[Box coordinate listings]
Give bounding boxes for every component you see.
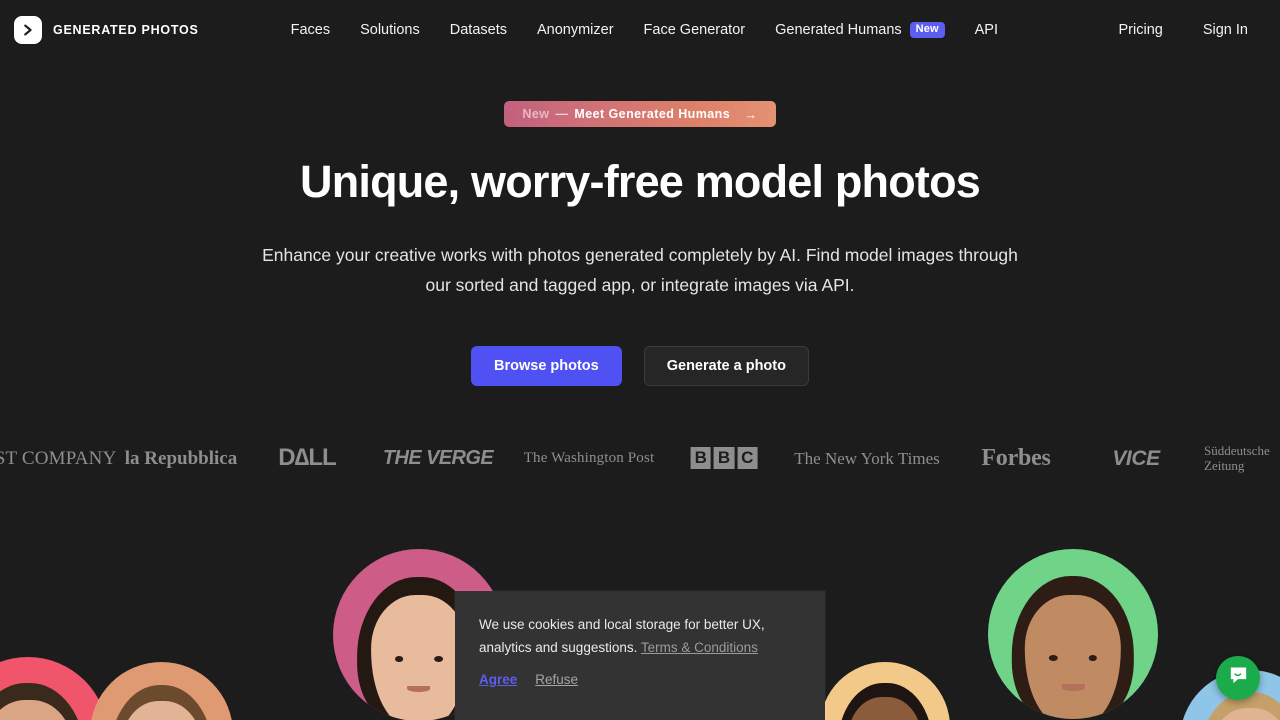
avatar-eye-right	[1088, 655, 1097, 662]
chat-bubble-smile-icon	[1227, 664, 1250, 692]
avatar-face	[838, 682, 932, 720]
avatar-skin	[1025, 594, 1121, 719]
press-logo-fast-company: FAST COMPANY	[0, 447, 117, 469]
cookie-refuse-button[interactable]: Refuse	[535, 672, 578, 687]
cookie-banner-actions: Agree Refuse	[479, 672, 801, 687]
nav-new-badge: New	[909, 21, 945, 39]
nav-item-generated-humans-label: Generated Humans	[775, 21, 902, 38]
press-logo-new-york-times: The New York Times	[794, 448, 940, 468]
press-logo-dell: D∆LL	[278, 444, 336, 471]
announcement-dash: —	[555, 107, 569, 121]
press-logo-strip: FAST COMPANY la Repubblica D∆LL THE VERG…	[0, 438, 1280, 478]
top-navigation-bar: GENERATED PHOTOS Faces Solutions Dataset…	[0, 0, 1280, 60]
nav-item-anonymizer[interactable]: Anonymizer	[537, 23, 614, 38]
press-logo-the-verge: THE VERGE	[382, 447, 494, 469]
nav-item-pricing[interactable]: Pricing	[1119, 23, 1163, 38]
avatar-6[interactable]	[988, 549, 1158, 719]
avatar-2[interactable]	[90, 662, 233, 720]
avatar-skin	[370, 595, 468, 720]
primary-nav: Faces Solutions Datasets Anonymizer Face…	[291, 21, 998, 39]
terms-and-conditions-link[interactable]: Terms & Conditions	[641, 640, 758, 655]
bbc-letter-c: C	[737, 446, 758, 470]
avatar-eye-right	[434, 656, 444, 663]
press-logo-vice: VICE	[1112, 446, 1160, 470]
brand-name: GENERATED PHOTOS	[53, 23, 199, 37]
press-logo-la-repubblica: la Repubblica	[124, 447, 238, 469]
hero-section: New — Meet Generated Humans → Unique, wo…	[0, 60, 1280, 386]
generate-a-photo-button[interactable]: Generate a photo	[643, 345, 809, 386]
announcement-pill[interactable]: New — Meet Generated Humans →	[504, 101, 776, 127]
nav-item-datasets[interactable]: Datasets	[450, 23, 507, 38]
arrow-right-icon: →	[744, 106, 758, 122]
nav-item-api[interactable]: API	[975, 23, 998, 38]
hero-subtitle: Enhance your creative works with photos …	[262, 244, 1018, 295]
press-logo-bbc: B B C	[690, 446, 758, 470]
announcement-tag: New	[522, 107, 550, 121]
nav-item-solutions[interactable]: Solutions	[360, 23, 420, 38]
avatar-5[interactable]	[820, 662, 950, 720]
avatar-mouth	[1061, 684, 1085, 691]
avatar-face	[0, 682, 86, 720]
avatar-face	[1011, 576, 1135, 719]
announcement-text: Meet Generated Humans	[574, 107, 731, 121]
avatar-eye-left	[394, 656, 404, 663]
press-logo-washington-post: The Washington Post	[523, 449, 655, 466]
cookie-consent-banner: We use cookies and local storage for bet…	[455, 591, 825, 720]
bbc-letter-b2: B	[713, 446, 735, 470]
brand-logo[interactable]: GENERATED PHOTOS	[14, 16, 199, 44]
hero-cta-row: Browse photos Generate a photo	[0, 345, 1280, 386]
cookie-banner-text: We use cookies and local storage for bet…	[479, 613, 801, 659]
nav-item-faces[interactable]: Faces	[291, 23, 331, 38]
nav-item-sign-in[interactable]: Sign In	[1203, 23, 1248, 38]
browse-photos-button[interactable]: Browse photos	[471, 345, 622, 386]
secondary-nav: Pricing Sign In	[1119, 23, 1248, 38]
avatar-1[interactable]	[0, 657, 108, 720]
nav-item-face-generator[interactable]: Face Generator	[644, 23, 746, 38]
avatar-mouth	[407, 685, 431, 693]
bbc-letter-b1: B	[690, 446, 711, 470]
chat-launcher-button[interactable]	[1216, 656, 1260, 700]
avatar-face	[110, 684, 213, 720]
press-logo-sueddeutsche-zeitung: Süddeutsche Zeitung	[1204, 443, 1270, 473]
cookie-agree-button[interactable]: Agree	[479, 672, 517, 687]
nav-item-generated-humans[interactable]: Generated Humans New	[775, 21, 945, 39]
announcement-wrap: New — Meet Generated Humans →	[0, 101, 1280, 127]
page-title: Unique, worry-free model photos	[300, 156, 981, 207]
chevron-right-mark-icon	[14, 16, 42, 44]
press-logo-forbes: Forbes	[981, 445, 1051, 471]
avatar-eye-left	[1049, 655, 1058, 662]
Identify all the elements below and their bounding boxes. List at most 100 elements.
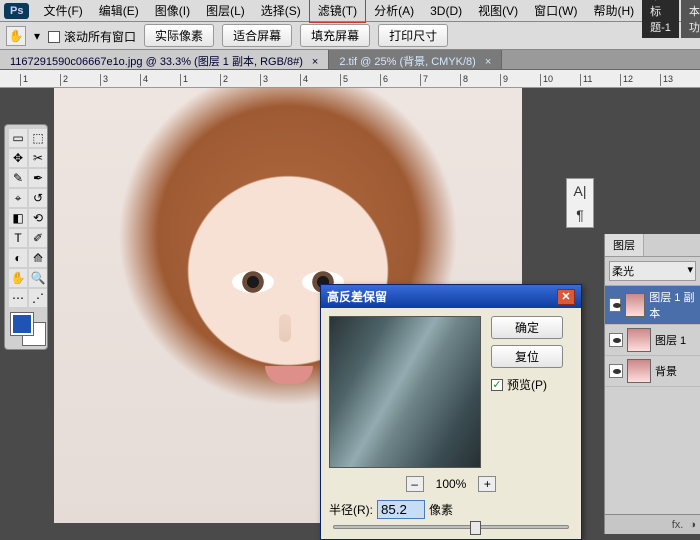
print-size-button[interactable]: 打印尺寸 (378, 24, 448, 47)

• _EXERCISE AIM_
Can you print every line of the material above verbatim, leaving out the pictures?

• _EXERCISE RESPONSE_
Give bounding boxes for every component you see.
avatar-eye-right	[1088, 655, 1097, 662]
chat-bubble-smile-icon	[1227, 664, 1250, 692]
avatar-face	[838, 682, 932, 720]
avatar-skin	[1025, 594, 1121, 719]
press-logo-fast-company: FAST COMPANY	[0, 447, 117, 469]
cookie-refuse-button[interactable]: Refuse	[535, 672, 578, 687]
cookie-banner-actions: Agree Refuse	[479, 672, 801, 687]
nav-new-badge: New	[909, 21, 945, 39]
nav-item-generated-humans-label: Generated Humans	[775, 21, 902, 38]
press-logo-new-york-times: The New York Times	[794, 448, 940, 468]
press-logo-dell: D∆LL	[278, 444, 336, 471]
announcement-dash: —	[555, 107, 569, 121]
press-logo-strip: FAST COMPANY la Repubblica D∆LL THE VERG…	[0, 438, 1280, 478]
top-navigation-bar: GENERATED PHOTOS Faces Solutions Dataset…	[0, 0, 1280, 60]
nav-item-anonymizer[interactable]: Anonymizer	[537, 23, 614, 38]
press-logo-the-verge: THE VERGE	[382, 447, 494, 469]
nav-item-pricing[interactable]: Pricing	[1119, 23, 1163, 38]
avatar-6[interactable]	[988, 549, 1158, 719]
avatar-2[interactable]	[90, 662, 233, 720]
avatar-skin	[370, 595, 468, 720]
primary-nav: Faces Solutions Datasets Anonymizer Face…	[291, 21, 998, 39]
terms-and-conditions-link[interactable]: Terms & Conditions	[641, 640, 758, 655]
bbc-letter-c: C	[737, 446, 758, 470]
avatar-eye-right	[434, 656, 444, 663]
press-logo-vice: VICE	[1112, 446, 1160, 470]
brand-name: GENERATED PHOTOS	[53, 23, 199, 37]
press-logo-la-repubblica: la Repubblica	[124, 447, 238, 469]
hero-section: New — Meet Generated Humans → Unique, wo…	[0, 60, 1280, 386]
generate-a-photo-button[interactable]: Generate a photo	[643, 345, 809, 386]
announcement-pill[interactable]: New — Meet Generated Humans →	[504, 101, 776, 127]
nav-item-datasets[interactable]: Datasets	[450, 23, 507, 38]
arrow-right-icon: →	[744, 106, 758, 122]
nav-item-api[interactable]: API	[975, 23, 998, 38]
hero-subtitle: Enhance your creative works with photos …	[262, 244, 1018, 295]
press-logo-bbc: B B C	[690, 446, 758, 470]
announcement-tag: New	[522, 107, 550, 121]
nav-item-solutions[interactable]: Solutions	[360, 23, 420, 38]
avatar-5[interactable]	[820, 662, 950, 720]
avatar-mouth	[1061, 684, 1085, 691]
avatar-face	[0, 682, 86, 720]
avatar-face	[1011, 576, 1135, 719]
announcement-text: Meet Generated Humans	[574, 107, 731, 121]
avatar-eye-left	[394, 656, 404, 663]
press-logo-washington-post: The Washington Post	[523, 449, 655, 466]
cookie-consent-banner: We use cookies and local storage for bet…	[455, 591, 825, 720]
bbc-letter-b2: B	[713, 446, 735, 470]
brand-logo[interactable]: GENERATED PHOTOS	[14, 16, 199, 44]
hero-cta-row: Browse photos Generate a photo	[0, 345, 1280, 386]
cookie-banner-text: We use cookies and local storage for bet…	[479, 613, 801, 659]
nav-item-faces[interactable]: Faces	[291, 23, 331, 38]
nav-item-sign-in[interactable]: Sign In	[1203, 23, 1248, 38]
browse-photos-button[interactable]: Browse photos	[471, 345, 622, 386]
secondary-nav: Pricing Sign In	[1119, 23, 1248, 38]
avatar-1[interactable]	[0, 657, 108, 720]
nav-item-face-generator[interactable]: Face Generator	[644, 23, 746, 38]
avatar-mouth	[407, 685, 431, 693]
bbc-letter-b1: B	[690, 446, 711, 470]
chat-launcher-button[interactable]	[1216, 656, 1260, 700]
avatar-face	[110, 684, 213, 720]
press-logo-sueddeutsche-zeitung: Süddeutsche Zeitung	[1204, 443, 1270, 473]
cookie-agree-button[interactable]: Agree	[479, 672, 517, 687]
nav-item-generated-humans[interactable]: Generated Humans New	[775, 21, 945, 39]
announcement-wrap: New — Meet Generated Humans →	[0, 101, 1280, 127]
page-title: Unique, worry-free model photos	[300, 156, 981, 207]
chevron-right-mark-icon	[14, 16, 42, 44]
press-logo-forbes: Forbes	[981, 445, 1051, 471]
avatar-eye-left	[1049, 655, 1058, 662]
Identify all the elements below and their bounding boxes. List at most 100 elements.
print-size-button[interactable]: 打印尺寸 (378, 24, 448, 47)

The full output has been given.